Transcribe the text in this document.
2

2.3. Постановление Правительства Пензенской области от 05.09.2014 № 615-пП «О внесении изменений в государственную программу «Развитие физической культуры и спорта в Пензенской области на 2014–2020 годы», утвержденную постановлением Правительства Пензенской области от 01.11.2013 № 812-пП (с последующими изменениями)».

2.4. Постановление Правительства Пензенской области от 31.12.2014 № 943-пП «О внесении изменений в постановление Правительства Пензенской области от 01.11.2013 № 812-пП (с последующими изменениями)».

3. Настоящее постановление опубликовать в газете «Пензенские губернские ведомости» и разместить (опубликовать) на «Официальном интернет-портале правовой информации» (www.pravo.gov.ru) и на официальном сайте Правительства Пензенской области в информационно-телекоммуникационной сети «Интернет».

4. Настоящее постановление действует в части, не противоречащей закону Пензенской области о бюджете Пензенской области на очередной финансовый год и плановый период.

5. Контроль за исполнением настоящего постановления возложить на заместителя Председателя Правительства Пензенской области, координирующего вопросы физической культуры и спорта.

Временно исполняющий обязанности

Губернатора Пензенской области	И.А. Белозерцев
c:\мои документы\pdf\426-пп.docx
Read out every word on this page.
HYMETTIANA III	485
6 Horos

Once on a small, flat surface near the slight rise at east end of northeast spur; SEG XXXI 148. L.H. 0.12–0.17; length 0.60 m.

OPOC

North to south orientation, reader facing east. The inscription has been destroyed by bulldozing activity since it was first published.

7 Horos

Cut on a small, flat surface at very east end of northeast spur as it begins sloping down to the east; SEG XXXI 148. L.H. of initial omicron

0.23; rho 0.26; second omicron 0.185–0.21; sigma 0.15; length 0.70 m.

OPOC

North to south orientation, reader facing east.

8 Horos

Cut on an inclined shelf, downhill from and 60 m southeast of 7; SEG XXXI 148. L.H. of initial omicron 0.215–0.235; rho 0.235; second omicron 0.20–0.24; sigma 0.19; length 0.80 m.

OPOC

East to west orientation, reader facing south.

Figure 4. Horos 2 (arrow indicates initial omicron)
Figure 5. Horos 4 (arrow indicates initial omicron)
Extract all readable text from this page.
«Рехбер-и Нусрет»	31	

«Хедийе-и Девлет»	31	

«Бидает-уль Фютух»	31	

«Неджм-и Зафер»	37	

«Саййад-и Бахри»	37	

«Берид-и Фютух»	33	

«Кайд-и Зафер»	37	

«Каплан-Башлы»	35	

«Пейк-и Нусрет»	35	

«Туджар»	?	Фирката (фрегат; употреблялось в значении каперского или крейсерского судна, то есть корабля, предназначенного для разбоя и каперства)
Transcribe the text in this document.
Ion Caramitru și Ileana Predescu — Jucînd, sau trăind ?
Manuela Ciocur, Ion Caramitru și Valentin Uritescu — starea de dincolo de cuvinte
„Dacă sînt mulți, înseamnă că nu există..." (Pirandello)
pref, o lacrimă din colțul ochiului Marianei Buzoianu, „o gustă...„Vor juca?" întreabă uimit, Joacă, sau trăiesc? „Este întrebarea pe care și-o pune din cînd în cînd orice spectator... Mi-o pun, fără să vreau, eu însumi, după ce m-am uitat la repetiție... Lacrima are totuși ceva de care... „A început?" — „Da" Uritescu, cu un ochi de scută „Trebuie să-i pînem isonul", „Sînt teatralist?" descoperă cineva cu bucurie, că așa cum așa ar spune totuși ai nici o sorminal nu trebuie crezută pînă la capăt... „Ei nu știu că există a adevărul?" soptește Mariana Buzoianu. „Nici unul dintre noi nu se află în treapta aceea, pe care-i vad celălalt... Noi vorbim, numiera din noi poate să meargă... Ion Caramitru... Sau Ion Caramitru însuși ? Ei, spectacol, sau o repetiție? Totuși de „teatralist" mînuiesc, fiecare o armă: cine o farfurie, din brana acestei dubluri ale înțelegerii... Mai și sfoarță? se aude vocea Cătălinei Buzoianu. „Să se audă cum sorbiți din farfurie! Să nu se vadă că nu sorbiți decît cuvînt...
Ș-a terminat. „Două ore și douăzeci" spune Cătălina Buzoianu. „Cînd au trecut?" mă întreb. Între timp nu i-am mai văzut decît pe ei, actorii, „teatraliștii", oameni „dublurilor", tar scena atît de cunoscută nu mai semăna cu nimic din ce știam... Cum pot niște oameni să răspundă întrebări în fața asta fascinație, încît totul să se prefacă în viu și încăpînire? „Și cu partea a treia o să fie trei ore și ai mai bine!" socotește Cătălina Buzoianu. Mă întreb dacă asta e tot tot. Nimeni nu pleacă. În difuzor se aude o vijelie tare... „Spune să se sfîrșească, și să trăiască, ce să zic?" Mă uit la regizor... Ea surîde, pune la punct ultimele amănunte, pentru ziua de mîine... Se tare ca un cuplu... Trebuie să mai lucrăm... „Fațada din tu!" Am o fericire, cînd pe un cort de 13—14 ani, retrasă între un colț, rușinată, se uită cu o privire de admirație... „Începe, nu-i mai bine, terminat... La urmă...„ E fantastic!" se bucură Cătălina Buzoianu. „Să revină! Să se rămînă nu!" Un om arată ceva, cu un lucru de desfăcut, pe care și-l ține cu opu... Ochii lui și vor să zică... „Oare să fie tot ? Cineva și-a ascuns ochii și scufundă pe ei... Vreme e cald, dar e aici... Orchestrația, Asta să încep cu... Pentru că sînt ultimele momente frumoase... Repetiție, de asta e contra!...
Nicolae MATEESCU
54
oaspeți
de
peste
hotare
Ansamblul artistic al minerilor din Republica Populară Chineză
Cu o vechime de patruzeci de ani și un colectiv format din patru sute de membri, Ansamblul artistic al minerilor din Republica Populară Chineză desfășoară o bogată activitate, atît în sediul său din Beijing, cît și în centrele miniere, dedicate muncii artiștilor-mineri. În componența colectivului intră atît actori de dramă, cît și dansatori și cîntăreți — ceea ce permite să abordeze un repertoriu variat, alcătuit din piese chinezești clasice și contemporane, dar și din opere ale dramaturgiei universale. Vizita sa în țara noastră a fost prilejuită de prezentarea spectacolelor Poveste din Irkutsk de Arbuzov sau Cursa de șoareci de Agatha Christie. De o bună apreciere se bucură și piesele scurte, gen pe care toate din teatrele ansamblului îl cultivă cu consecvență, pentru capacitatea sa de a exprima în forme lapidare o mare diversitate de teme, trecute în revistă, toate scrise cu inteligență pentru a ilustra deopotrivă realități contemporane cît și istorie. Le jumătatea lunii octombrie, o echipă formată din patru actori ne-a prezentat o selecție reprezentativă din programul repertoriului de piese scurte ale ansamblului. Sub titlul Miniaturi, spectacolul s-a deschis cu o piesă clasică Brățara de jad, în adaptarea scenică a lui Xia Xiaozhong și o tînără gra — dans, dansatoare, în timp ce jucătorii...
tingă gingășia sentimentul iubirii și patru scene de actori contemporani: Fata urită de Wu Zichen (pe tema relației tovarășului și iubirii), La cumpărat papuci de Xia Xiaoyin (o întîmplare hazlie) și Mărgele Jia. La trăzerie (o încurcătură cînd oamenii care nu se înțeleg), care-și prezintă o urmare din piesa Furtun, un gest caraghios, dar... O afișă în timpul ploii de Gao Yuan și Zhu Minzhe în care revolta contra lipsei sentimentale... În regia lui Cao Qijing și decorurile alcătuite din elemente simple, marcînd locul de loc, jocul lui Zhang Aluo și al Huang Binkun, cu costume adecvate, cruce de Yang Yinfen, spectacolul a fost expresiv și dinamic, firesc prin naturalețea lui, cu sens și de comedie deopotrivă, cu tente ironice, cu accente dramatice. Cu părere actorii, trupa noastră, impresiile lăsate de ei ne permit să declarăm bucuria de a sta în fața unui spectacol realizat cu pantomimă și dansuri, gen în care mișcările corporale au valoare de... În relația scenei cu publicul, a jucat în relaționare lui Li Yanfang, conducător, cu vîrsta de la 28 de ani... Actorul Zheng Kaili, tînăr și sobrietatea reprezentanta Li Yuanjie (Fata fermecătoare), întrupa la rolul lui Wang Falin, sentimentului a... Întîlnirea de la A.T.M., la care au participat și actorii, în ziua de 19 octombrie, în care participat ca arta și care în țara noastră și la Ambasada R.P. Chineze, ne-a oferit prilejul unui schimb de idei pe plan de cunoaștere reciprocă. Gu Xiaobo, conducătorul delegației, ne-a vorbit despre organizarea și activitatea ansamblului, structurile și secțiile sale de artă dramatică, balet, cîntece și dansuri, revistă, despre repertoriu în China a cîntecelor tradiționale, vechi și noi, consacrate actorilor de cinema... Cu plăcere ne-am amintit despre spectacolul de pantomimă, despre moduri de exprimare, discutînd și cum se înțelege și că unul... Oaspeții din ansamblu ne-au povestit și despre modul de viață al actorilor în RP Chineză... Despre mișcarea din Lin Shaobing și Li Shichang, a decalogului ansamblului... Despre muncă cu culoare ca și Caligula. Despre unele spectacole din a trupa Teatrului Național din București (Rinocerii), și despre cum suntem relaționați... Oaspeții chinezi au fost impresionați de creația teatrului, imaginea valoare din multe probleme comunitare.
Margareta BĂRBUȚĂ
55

-- -- --

▶ [Set task] Give nothing but the count of lines in the listing above that hold the string "northeast".

▶ [Worked answer] 2